[Saved data entries]

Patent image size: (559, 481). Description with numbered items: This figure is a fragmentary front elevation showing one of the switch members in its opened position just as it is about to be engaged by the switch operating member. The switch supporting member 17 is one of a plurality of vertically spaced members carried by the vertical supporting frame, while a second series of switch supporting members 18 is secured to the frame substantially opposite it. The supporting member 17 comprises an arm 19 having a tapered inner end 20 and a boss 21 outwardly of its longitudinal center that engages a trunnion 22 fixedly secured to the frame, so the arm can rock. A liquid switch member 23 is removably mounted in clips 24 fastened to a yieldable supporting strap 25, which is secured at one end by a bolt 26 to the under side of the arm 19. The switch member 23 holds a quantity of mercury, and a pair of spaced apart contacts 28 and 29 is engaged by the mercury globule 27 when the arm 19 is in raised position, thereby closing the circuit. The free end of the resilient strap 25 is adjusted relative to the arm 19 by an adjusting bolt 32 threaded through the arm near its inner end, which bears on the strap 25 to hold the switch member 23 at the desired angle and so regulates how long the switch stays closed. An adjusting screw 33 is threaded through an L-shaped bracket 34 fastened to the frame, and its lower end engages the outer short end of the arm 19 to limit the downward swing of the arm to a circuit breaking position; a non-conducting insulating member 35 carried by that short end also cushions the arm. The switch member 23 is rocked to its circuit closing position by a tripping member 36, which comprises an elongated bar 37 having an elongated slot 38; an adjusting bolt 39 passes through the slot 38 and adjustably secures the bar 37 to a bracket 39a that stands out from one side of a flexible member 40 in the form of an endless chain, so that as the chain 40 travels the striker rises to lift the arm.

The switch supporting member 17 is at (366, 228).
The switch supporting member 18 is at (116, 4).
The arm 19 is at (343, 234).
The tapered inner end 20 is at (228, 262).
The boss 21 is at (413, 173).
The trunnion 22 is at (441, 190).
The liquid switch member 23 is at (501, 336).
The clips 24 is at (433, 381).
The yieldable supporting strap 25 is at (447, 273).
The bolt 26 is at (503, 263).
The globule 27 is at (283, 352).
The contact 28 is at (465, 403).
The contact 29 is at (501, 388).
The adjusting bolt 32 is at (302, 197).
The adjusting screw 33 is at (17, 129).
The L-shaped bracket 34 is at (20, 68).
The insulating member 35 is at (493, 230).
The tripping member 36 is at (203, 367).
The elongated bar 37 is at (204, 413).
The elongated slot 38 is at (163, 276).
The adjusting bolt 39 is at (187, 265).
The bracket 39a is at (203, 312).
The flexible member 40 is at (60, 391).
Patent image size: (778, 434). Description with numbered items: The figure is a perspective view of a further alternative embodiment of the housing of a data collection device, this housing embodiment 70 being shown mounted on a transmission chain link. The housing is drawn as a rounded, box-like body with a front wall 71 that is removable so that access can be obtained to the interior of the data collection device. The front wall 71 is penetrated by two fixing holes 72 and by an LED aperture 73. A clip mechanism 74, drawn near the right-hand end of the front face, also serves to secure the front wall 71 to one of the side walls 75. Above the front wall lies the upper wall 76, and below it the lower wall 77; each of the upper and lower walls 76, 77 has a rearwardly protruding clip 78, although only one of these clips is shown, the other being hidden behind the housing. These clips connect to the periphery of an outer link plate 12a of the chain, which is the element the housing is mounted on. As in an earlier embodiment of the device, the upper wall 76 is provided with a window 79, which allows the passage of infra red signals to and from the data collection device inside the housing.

Problem statement: Rewrite every line of the records above as a numbered list, and leave out any blank lines.

Written answer:
1. Patent image size: (559, 481). Description with numbered items: This figure is a fragmentary front elevation showing one of the switch members in its opened position just as it is about to be engaged by the switch operating member. The switch supporting member 17 is one of a plurality of vertically spaced members carried by the vertical supporting frame, while a second series of switch supporting members 18 is secured to the frame substantially opposite it. The supporting member 17 comprises an arm 19 having a tapered inner end 20 and a boss 21 outwardly of its longitudinal center that engages a trunnion 22 fixedly secured to the frame, so the arm can rock. A liquid switch member 23 is removably mounted in clips 24 fastened to a yieldable supporting strap 25, which is secured at one end by a bolt 26 to the under side of the arm 19. The switch member 23 holds a quantity of mercury, and a pair of spaced apart contacts 28 and 29 is engaged by the mercury globule 27 when the arm 19 is in raised position, thereby closing the circuit. The free end of the resilient strap 25 is adjusted relative to the arm 19 by an adjusting bolt 32 threaded through the arm near its inner end, which bears on the strap 25 to hold the switch member 23 at the desired angle and so regulates how long the switch stays closed. An adjusting screw 33 is threaded through an L-shaped bracket 34 fastened to the frame, and its lower end engages the outer short end of the arm 19 to limit the downward swing of the arm to a circuit breaking position; a non-conducting insulating member 35 carried by that short end also cushions the arm. The switch member 23 is rocked to its circuit closing position by a tripping member 36, which comprises an elongated bar 37 having an elongated slot 38; an adjusting bolt 39 passes through the slot 38 and adjustably secures the bar 37 to a bracket 39a that stands out from one side of a flexible member 40 in the form of an endless chain, so that as the chain 40 travels the striker rises to lift the arm.
2. The switch supporting member 17 is at (366, 228).
3. The switch supporting member 18 is at (116, 4).
4. The arm 19 is at (343, 234).
5. The tapered inner end 20 is at (228, 262).
6. The boss 21 is at (413, 173).
7. The trunnion 22 is at (441, 190).
8. The liquid switch member 23 is at (501, 336).
9. The clips 24 is at (433, 381).
10. The yieldable supporting strap 25 is at (447, 273).
11. The bolt 26 is at (503, 263).
12. The globule 27 is at (283, 352).
13. The contact 28 is at (465, 403).
14. The contact 29 is at (501, 388).
15. The adjusting bolt 32 is at (302, 197).
16. The adjusting screw 33 is at (17, 129).
17. The L-shaped bracket 34 is at (20, 68).
18. The insulating member 35 is at (493, 230).
19. The tripping member 36 is at (203, 367).
20. The elongated bar 37 is at (204, 413).
21. The elongated slot 38 is at (163, 276).
22. The adjusting bolt 39 is at (187, 265).
23. The bracket 39a is at (203, 312).
24. The flexible member 40 is at (60, 391).
25. Patent image size: (778, 434). Description with numbered items: The figure is a perspective view of a further alternative embodiment of the housing of a data collection device, this housing embodiment 70 being shown mounted on a transmission chain link. The housing is drawn as a rounded, box-like body with a front wall 71 that is removable so that access can be obtained to the interior of the data collection device. The front wall 71 is penetrated by two fixing holes 72 and by an LED aperture 73. A clip mechanism 74, drawn near the right-hand end of the front face, also serves to secure the front wall 71 to one of the side walls 75. Above the front wall lies the upper wall 76, and below it the lower wall 77; each of the upper and lower walls 76, 77 has a rearwardly protruding clip 78, although only one of these clips is shown, the other being hidden behind the housing. These clips connect to the periphery of an outer link plate 12a of the chain, which is the element the housing is mounted on. As in an earlier embodiment of the device, the upper wall 76 is provided with a window 79, which allows the passage of infra red signals to and from the data collection device inside the housing.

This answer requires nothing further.